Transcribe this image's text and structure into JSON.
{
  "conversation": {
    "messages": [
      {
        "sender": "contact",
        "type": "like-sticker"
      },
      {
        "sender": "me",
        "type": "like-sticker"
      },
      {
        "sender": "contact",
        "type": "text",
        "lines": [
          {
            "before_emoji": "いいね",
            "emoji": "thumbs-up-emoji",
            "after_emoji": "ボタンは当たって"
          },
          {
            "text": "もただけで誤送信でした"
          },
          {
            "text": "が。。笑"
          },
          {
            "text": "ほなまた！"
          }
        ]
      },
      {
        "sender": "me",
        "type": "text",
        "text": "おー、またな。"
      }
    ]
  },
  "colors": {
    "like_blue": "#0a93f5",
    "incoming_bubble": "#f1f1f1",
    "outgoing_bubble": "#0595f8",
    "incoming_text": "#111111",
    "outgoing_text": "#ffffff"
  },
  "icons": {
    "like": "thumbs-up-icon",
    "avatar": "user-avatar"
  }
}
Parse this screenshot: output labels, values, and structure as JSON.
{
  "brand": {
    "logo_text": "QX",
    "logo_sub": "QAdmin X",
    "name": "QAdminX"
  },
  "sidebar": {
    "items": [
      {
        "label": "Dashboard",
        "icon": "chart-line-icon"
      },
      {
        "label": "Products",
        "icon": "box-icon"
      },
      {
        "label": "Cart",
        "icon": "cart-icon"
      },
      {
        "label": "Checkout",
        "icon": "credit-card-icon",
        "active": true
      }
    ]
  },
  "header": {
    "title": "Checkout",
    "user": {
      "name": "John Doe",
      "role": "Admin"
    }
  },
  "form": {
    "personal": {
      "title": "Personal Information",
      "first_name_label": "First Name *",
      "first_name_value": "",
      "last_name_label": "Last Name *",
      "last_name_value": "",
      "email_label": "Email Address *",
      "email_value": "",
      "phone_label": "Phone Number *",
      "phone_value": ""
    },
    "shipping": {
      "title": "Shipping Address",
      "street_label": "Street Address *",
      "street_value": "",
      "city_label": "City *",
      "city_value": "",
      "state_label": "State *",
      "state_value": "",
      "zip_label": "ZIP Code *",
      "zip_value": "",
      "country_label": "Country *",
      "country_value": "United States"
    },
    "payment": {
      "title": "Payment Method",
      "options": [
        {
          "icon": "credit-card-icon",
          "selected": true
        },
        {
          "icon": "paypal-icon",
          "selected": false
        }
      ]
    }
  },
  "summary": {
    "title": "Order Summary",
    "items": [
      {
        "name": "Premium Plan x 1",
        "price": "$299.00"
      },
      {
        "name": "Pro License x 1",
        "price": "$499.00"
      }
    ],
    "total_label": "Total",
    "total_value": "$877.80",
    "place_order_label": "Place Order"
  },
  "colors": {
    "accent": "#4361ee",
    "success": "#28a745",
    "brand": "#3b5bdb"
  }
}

Directions
Print every line of the records exactly. Omit nothing.

The result
Transcribe this image's text and structure into JSON.
{
  "conversation": {
    "messages": [
      {
        "sender": "contact",
        "type": "like-sticker"
      },
      {
        "sender": "me",
        "type": "like-sticker"
      },
      {
        "sender": "contact",
        "type": "text",
        "lines": [
          {
            "before_emoji": "いいね",
            "emoji": "thumbs-up-emoji",
            "after_emoji": "ボタンは当たって"
          },
          {
            "text": "もただけで誤送信でした"
          },
          {
            "text": "が。。笑"
          },
          {
            "text": "ほなまた！"
          }
        ]
      },
      {
        "sender": "me",
        "type": "text",
        "text": "おー、またな。"
      }
    ]
  },
  "colors": {
    "like_blue": "#0a93f5",
    "incoming_bubble": "#f1f1f1",
    "outgoing_bubble": "#0595f8",
    "incoming_text": "#111111",
    "outgoing_text": "#ffffff"
  },
  "icons": {
    "like": "thumbs-up-icon",
    "avatar": "user-avatar"
  }
}
Parse this screenshot: output labels, values, and structure as JSON.
{
  "brand": {
    "logo_text": "QX",
    "logo_sub": "QAdmin X",
    "name": "QAdminX"
  },
  "sidebar": {
    "items": [
      {
        "label": "Dashboard",
        "icon": "chart-line-icon"
      },
      {
        "label": "Products",
        "icon": "box-icon"
      },
      {
        "label": "Cart",
        "icon": "cart-icon"
      },
      {
        "label": "Checkout",
        "icon": "credit-card-icon",
        "active": true
      }
    ]
  },
  "header": {
    "title": "Checkout",
    "user": {
      "name": "John Doe",
      "role": "Admin"
    }
  },
  "form": {
    "personal": {
      "title": "Personal Information",
      "first_name_label": "First Name *",
      "first_name_value": "",
      "last_name_label": "Last Name *",
      "last_name_value": "",
      "email_label": "Email Address *",
      "email_value": "",
      "phone_label": "Phone Number *",
      "phone_value": ""
    },
    "shipping": {
      "title": "Shipping Address",
      "street_label": "Street Address *",
      "street_value": "",
      "city_label": "City *",
      "city_value": "",
      "state_label": "State *",
      "state_value": "",
      "zip_label": "ZIP Code *",
      "zip_value": "",
      "country_label": "Country *",
      "country_value": "United States"
    },
    "payment": {
      "title": "Payment Method",
      "options": [
        {
          "icon": "credit-card-icon",
          "selected": true
        },
        {
          "icon": "paypal-icon",
          "selected": false
        }
      ]
    }
  },
  "summary": {
    "title": "Order Summary",
    "items": [
      {
        "name": "Premium Plan x 1",
        "price": "$299.00"
      },
      {
        "name": "Pro License x 1",
        "price": "$499.00"
      }
    ],
    "total_label": "Total",
    "total_value": "$877.80",
    "place_order_label": "Place Order"
  },
  "colors": {
    "accent": "#4361ee",
    "success": "#28a745",
    "brand": "#3b5bdb"
  }
}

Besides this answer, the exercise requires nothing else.